[Stored entries]
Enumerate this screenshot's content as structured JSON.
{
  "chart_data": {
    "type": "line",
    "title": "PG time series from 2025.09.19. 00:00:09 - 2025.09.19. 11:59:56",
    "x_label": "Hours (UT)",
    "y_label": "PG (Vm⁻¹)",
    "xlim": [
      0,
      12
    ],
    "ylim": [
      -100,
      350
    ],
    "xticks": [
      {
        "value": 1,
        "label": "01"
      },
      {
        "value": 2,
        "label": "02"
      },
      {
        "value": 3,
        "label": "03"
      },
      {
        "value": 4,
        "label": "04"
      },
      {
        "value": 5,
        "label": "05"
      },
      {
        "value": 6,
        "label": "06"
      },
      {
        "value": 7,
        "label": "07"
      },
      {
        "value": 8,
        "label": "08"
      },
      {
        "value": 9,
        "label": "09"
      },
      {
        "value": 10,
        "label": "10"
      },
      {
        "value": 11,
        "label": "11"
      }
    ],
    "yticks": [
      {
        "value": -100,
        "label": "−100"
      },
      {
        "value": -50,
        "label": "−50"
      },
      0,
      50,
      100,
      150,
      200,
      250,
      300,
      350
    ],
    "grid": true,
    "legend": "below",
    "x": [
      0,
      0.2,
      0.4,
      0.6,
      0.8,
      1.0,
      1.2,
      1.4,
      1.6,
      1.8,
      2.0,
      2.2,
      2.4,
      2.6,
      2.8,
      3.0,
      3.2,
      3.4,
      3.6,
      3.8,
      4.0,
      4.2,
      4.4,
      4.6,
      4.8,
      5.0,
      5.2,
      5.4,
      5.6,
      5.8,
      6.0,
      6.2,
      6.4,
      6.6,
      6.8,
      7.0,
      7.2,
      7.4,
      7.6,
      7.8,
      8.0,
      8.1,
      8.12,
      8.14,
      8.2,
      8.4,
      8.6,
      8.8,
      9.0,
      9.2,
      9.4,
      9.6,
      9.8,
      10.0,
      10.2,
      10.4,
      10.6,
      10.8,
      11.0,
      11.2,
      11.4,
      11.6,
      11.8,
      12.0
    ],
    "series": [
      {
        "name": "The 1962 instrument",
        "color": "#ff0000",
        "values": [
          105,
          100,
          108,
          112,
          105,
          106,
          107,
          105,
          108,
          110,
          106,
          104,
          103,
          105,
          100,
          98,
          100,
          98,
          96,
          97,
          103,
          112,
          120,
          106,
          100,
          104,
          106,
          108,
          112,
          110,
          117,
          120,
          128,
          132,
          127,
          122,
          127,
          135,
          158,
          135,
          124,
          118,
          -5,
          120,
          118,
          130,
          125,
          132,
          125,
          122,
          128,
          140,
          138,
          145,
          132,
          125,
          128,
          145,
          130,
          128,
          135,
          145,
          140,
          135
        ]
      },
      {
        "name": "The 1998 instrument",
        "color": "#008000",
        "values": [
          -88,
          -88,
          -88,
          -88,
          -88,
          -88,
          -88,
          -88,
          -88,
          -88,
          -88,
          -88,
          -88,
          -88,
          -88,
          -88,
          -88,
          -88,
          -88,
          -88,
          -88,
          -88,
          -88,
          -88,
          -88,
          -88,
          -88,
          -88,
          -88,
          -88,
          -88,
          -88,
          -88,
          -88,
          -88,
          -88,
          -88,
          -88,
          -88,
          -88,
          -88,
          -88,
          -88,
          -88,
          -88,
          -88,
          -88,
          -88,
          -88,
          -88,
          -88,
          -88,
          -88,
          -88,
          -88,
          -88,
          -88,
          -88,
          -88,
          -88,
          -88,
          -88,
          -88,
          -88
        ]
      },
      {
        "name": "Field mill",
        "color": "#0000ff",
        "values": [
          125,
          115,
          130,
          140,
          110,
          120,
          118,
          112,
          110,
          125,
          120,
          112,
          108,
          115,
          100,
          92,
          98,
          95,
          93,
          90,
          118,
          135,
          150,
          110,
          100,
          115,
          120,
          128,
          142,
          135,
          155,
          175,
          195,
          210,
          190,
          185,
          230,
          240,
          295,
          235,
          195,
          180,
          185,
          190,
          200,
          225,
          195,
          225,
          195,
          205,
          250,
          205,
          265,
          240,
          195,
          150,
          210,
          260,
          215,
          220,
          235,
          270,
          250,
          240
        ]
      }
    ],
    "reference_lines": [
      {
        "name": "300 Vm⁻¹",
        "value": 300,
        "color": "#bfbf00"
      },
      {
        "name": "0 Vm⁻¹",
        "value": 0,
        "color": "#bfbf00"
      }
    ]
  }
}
* * *
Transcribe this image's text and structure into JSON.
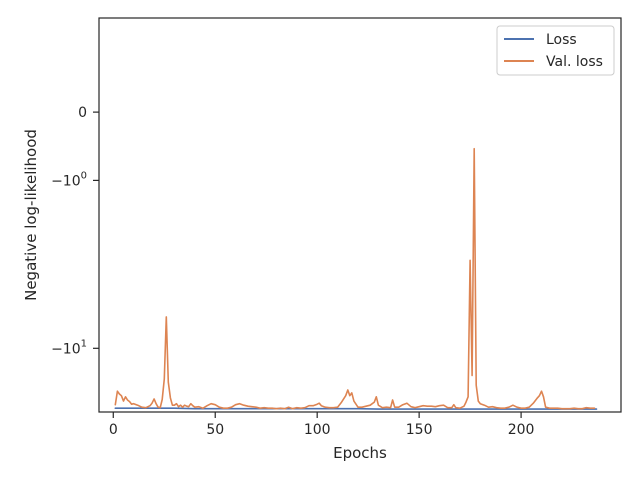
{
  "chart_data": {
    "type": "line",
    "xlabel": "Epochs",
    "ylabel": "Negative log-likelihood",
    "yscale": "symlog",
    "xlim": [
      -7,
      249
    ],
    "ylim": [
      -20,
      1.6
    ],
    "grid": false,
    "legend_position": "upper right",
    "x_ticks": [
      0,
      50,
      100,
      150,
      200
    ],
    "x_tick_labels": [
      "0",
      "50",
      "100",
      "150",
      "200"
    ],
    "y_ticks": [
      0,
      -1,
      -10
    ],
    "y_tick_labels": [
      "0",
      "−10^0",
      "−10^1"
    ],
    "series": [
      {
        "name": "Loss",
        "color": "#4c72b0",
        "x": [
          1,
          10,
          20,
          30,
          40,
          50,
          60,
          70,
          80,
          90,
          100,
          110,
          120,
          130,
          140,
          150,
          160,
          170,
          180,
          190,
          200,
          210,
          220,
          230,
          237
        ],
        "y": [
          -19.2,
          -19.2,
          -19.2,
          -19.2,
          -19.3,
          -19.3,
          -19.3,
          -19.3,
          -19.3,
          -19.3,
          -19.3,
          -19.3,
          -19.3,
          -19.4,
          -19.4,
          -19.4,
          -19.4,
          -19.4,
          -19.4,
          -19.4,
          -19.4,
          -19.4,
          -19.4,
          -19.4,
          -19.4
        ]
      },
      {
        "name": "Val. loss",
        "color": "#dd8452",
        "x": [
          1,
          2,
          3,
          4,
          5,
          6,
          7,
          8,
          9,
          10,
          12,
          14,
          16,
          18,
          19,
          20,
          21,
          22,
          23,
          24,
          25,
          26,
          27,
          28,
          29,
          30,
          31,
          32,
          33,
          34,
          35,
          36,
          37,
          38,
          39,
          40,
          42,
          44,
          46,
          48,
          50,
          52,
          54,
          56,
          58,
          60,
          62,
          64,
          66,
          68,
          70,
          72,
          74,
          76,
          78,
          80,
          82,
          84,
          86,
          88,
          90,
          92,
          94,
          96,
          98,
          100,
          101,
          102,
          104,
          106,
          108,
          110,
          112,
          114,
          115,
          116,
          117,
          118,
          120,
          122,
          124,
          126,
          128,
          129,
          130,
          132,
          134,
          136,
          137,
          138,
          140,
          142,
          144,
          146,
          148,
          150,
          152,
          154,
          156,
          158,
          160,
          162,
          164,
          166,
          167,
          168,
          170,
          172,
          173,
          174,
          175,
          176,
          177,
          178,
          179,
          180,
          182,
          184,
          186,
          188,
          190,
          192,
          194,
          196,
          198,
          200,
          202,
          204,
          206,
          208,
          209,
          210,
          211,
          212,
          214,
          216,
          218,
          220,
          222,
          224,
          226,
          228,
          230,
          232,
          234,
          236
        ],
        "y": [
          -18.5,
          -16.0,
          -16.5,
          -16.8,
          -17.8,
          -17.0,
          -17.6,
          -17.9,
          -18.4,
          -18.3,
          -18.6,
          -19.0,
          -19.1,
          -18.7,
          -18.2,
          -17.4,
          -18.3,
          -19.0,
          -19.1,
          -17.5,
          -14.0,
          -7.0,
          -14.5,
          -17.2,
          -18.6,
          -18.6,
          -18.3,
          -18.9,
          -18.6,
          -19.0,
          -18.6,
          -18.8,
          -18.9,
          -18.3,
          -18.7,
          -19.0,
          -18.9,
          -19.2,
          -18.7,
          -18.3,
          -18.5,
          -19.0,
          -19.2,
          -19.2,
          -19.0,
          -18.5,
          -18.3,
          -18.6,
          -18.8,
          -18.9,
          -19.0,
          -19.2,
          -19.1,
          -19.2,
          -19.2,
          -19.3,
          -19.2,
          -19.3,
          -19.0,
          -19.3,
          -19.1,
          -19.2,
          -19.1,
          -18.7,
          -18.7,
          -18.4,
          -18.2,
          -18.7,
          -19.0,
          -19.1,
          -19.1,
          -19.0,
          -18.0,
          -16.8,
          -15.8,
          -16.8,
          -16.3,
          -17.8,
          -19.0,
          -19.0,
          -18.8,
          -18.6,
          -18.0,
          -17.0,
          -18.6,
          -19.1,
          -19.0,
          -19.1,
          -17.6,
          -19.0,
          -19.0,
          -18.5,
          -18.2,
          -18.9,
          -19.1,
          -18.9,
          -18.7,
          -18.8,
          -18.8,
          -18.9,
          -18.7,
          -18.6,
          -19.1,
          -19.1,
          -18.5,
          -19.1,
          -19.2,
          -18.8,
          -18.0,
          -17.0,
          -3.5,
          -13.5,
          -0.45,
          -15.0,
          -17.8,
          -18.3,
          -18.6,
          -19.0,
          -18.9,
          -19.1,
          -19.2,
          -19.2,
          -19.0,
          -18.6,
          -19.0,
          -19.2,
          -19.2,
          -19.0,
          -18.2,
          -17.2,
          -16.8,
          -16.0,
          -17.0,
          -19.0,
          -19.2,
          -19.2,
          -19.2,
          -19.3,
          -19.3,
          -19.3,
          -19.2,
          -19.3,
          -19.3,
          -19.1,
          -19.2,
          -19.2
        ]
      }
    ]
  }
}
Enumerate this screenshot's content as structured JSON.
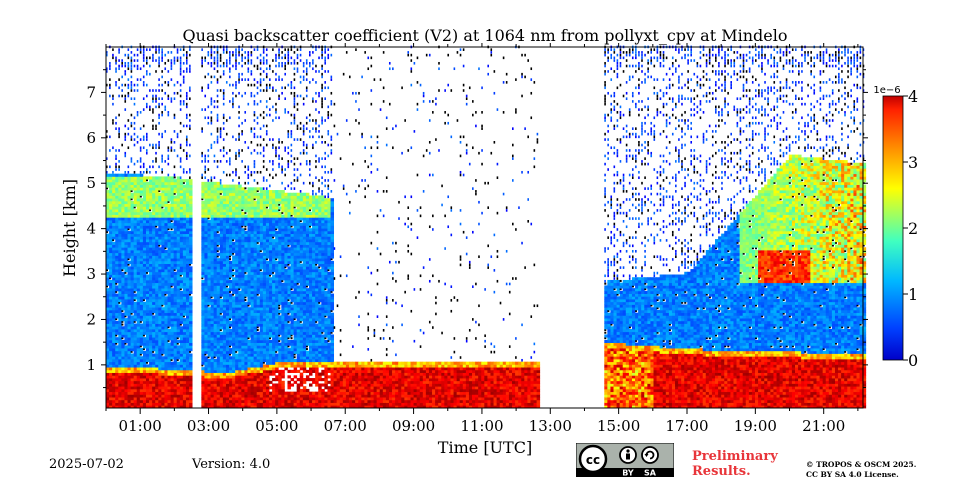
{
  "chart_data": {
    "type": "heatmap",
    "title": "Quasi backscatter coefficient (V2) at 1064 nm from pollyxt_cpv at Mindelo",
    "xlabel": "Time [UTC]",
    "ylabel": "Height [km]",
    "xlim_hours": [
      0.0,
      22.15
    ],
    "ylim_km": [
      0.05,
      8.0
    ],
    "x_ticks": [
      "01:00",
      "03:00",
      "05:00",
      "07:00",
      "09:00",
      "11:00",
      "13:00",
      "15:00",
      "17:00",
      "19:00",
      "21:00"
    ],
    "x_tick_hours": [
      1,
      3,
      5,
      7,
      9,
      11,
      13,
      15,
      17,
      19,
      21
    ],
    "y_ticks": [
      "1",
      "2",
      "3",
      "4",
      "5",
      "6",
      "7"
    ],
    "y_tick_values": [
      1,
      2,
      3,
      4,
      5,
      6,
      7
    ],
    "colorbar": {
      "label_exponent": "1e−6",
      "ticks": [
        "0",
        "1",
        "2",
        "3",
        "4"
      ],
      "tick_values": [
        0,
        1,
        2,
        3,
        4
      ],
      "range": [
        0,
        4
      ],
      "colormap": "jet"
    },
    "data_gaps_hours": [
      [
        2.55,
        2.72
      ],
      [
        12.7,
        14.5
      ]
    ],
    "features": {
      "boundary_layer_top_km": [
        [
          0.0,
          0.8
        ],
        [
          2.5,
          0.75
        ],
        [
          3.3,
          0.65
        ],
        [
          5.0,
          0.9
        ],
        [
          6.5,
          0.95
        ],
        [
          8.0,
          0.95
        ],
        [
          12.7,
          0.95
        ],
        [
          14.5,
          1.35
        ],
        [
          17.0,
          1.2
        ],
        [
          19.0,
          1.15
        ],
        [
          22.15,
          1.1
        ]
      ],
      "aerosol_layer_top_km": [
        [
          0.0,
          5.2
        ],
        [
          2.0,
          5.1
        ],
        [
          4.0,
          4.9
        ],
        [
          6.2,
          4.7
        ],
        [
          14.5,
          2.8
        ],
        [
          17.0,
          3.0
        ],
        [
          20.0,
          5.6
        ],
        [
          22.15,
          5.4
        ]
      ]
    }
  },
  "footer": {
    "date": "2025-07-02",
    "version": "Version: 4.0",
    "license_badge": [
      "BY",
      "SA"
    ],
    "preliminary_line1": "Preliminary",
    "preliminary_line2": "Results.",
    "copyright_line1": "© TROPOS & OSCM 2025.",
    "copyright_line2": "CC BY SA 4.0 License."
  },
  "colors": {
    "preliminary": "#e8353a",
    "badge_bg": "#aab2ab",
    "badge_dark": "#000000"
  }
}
==
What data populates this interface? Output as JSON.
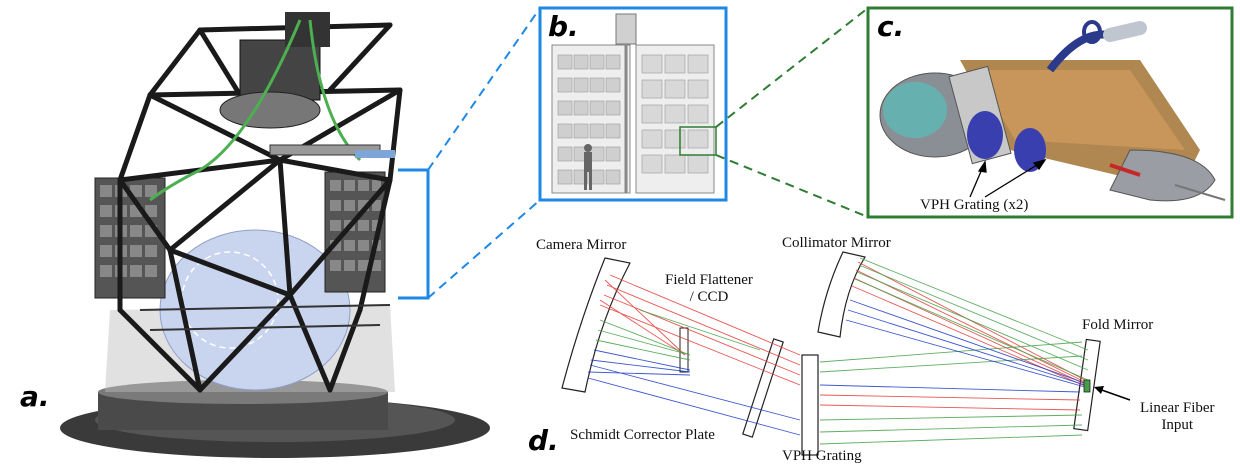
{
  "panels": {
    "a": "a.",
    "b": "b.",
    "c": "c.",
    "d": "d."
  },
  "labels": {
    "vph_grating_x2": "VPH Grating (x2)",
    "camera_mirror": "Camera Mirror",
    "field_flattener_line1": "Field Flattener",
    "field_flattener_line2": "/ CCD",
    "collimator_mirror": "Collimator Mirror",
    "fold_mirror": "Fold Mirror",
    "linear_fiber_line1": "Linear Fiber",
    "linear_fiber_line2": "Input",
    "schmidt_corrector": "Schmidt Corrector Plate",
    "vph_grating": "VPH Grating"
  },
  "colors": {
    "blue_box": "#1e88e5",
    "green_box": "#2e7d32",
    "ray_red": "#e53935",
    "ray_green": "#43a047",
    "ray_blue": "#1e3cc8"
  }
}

## Exercise prompt
Copy every line of the listing that contains the word "title".

## Exercise response
    "title": "PG time series from 2025.09.19. 00:00:09 - 2025.09.19. 11:59:56",
    "title": "Quasi backscatter coefficient (V2) at 1064 nm from pollyxt_cpv at Mindelo",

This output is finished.